### Görev a
Tohum kütüphanesi metninin "Nilüfer Belediyesi Tohum" ile başlayıp "fazlalıklar vatandaşla paylaşılıyor." ile biten kısmını "bostanlarda" yerine "bahçelerde" koyarak güncelleyin ve yeniden yazın.

### Seçilen Metin
● ● ● ● ● ● ●
Nilüfer Belediyesi Tohum Kütüphanesinde 500 çeşit yerli tohum bulunuyor. Farklı tohumların üretildiği bostanlarda fazlalıklar vatandaşla paylaşılıyor.
Nilüfer Belediyesi’nin Ürünlü Mahallesi’ndeki Kent Bostanlarında bulunan Tohum Kütüphanesinde yurtdışından ve yurtiçinden getirilen ve ilaçsız üretimi yapılan 500 çeşit yerli tohum mevcut. Doğal gübre ile üretilen tohumların fazlası vatandaşlarla paylaşılırken, çeşitliliğin artması için takas şenlikleri de yapılıyor. Domates, biber, mısır, kekik, karpuz, kavun ve daha birçok meyve ve sebzenin çeşitli tohumları özel bir yerde saklanıyor. Toprağa uyumlu olanların üretimi devam ettiriliyor.
Nilüfer Belediye Başkanı Turgay Erdem, Kent Bostanlarında yıllardır atalarımızdan kalma tohumlarla üretim yapıldığını belirterek, “Bu tohumları takas şenliklerinde vatandaşlarımızla da paylaşıyoruz. Diğer vilâyetlerle de tohum takası yapıyoruz. Bugün elimizde yaklaşık 500 çeşit ata tohumu elde ettik. Ürünlü Mahallemizde bulunan bostanlarda bu tohumların üretilmesi ve çoğaltılması için çalışmalarımızı sürdürüyoruz. İlaçsız üretilen bu tohumların yaygınlaştırılması için çaba içerisindeyiz. Bu yılı tarım yılı ilan ettik. Vatandaşlarımıza hediye olarak bu ürünleri dağıttık. Belediye olarak daha önceki yıllarda 200 bin fide vatandaşımızla paylaşmıştık. Sağlıklı gıdaya ulaşmak noktasında vatandaşların taleplerini yerine getirmeye gayret gösteriyoruz. Bu çalışmalarımız devam edecek. Arzumuz bu tohumların yaygınlaşmasını sağlamak” dedi.
● ● ● ● ● ● ●
[Bir veri kaynağından alınan kayıtlar]
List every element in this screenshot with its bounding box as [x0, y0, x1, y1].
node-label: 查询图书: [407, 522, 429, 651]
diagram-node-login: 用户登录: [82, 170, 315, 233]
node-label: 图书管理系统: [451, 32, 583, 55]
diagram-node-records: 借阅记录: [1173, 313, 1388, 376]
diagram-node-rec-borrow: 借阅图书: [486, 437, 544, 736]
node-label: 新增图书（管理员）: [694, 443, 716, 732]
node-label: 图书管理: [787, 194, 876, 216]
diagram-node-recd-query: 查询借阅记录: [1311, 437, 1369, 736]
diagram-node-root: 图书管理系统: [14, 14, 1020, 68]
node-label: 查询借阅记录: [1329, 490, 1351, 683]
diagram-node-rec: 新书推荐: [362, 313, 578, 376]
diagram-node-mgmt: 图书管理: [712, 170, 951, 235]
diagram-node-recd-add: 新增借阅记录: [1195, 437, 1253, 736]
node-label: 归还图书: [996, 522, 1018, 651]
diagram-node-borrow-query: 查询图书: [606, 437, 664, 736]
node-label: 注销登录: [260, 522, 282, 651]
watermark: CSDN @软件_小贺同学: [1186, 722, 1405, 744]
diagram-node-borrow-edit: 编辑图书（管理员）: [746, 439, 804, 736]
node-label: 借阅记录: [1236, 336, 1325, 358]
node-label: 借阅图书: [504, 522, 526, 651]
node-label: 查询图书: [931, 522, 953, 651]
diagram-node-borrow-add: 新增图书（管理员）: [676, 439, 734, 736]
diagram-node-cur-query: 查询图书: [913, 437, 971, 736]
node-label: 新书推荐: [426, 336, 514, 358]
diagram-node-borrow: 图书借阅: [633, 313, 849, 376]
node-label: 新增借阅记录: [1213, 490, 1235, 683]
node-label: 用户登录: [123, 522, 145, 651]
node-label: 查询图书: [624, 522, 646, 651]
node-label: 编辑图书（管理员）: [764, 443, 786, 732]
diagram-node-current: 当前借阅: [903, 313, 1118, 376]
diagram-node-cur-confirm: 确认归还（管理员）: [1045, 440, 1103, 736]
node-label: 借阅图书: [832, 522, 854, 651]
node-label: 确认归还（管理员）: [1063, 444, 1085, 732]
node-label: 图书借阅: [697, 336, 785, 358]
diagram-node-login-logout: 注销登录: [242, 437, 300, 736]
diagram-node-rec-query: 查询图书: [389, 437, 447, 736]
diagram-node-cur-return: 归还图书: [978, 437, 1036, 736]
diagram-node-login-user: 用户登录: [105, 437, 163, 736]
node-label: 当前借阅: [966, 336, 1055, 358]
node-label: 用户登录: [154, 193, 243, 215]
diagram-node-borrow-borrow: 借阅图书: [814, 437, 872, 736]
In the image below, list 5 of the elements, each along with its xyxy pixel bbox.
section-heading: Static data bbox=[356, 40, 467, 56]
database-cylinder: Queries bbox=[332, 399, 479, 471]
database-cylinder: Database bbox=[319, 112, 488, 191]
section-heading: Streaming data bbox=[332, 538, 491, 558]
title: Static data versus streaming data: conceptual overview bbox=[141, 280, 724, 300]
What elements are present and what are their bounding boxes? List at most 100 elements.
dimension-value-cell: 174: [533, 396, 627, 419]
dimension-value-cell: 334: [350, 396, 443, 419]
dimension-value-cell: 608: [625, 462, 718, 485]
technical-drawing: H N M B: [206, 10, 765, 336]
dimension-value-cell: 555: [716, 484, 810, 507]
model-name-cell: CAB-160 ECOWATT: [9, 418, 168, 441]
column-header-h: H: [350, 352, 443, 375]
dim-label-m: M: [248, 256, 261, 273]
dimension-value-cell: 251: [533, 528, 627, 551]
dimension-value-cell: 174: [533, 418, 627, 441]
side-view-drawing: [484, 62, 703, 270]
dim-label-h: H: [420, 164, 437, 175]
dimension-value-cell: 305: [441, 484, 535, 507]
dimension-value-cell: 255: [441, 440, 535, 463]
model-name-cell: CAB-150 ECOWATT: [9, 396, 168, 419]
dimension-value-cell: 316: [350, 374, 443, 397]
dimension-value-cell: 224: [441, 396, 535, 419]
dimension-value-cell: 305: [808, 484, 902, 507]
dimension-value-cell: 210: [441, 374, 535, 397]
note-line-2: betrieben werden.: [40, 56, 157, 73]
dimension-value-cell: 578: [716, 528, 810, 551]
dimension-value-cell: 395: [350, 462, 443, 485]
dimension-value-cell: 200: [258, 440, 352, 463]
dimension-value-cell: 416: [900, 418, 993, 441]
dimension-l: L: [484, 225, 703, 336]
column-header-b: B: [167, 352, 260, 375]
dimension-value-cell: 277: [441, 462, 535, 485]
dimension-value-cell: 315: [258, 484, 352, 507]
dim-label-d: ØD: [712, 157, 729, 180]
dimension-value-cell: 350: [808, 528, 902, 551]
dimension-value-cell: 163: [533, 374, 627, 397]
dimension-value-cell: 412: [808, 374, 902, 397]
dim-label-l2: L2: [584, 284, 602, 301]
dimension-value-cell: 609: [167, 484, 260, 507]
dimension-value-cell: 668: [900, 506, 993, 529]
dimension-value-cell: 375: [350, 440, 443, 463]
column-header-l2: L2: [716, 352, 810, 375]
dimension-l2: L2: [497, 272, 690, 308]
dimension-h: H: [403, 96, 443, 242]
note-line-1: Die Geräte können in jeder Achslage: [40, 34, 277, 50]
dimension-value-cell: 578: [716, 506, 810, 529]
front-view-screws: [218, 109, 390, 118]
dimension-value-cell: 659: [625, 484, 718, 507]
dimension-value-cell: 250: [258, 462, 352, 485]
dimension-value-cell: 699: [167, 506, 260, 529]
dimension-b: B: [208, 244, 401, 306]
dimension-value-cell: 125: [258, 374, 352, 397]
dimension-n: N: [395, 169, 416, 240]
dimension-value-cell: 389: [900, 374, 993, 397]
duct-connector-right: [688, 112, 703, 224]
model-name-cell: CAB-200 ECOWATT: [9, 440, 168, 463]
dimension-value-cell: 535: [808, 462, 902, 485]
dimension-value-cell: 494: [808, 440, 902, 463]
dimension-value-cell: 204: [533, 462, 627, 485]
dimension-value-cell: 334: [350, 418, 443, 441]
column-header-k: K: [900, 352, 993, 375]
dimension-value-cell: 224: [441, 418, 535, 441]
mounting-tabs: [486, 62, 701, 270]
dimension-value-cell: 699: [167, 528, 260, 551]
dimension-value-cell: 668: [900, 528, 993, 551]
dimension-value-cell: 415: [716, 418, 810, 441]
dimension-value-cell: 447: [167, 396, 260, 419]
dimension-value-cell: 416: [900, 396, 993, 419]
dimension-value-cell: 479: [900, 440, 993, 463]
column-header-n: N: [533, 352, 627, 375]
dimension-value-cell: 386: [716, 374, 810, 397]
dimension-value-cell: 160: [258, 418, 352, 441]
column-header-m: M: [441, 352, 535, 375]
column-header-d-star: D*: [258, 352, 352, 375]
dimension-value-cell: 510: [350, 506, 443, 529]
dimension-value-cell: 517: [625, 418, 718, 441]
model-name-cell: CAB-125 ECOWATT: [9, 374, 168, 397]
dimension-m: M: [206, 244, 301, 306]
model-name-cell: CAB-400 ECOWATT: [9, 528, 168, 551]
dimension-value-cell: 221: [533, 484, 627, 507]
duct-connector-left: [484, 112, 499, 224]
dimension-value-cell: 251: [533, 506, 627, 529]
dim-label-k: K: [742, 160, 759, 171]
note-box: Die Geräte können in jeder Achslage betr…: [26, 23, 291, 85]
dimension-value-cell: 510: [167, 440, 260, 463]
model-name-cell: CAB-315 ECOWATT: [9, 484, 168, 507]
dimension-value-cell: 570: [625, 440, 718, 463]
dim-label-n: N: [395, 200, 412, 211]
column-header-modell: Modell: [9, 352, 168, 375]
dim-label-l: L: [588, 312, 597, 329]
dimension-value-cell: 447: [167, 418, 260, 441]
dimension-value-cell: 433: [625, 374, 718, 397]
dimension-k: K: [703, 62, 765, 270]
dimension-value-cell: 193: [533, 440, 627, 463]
● ● ● ● ● ● ●
### Görev b
Kayıtlarda "Achslage" kelimesini içeren satırları sayın ve yalnızca bu sayıyı verin. Büyük ve küçük harf ayrımı dikkate alınır.

### Alıştırma Çözümü a
Nilüfer Belediyesi Tohum Kütüphanesinde 500 çeşit yerli tohum bulunuyor. Farklı tohumların üretildiği bahçelerde fazlalıklar vatandaşla paylaşılıyor.

### Alıştırma Çözümü b
2